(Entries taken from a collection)
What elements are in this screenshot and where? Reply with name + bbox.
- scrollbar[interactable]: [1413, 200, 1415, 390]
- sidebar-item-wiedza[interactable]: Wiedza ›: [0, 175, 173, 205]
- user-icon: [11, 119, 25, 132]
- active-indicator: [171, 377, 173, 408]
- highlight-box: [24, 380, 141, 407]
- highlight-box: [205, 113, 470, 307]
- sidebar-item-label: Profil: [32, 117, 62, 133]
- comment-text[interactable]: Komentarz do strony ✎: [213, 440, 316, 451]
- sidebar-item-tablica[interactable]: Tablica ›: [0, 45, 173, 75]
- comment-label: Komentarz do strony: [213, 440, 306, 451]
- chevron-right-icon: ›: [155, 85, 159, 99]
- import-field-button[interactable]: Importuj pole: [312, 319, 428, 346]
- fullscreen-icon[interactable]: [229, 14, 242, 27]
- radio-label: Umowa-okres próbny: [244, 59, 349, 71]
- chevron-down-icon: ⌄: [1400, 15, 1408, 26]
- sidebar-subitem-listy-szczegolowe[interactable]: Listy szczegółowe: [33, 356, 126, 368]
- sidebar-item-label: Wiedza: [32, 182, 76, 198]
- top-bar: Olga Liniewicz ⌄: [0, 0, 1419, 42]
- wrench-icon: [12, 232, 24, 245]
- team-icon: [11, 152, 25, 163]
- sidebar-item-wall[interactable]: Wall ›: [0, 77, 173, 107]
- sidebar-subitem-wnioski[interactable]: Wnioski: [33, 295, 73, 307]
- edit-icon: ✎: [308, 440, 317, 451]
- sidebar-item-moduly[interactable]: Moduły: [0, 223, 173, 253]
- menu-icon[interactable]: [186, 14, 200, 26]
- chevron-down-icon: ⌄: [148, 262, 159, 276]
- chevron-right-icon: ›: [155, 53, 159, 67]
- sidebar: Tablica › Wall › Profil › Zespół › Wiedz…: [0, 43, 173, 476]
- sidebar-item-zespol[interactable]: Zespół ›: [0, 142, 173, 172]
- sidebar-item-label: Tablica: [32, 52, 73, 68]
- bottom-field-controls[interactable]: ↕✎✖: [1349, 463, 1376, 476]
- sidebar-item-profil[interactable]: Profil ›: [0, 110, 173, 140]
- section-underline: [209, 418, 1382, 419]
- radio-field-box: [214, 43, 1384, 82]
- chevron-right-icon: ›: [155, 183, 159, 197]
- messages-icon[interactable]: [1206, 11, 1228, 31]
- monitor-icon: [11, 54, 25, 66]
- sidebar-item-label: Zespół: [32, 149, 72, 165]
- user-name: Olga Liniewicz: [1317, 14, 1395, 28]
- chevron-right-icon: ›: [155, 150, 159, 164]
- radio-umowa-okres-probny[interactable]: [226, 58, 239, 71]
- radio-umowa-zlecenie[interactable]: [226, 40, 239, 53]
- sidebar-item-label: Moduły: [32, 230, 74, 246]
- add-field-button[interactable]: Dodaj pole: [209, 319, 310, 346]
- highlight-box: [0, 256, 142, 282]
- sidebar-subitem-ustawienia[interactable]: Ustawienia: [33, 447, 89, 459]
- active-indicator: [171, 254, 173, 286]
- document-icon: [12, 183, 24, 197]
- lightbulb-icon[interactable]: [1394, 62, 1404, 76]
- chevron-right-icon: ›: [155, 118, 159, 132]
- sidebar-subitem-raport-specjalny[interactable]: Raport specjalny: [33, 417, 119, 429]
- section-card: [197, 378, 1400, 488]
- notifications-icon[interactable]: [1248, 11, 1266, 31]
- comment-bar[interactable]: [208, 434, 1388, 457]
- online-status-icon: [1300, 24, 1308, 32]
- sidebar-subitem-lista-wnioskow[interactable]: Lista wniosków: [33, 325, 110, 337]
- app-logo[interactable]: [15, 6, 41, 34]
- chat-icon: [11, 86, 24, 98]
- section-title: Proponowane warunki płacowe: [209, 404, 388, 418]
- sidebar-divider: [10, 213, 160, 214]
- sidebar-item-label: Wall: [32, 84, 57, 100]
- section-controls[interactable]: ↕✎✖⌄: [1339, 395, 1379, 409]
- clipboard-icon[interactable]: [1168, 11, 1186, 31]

* Exercise brief: Switch "highlight-box" to "outline-box" in the rows from the start of the rows up to and including the line with "- chevron-right-icon: ›: [155, 85, 159, 99]", and give those lines again with nothing else changed.

* Exercise answer:
What elements are in this screenshot and where? Reply with name + bbox.
- scrollbar[interactable]: [1413, 200, 1415, 390]
- sidebar-item-wiedza[interactable]: Wiedza ›: [0, 175, 173, 205]
- user-icon: [11, 119, 25, 132]
- active-indicator: [171, 377, 173, 408]
- outline-box: [24, 380, 141, 407]
- outline-box: [205, 113, 470, 307]
- sidebar-item-label: Profil: [32, 117, 62, 133]
- comment-text[interactable]: Komentarz do strony ✎: [213, 440, 316, 451]
- sidebar-item-tablica[interactable]: Tablica ›: [0, 45, 173, 75]
- comment-label: Komentarz do strony: [213, 440, 306, 451]
- chevron-right-icon: ›: [155, 85, 159, 99]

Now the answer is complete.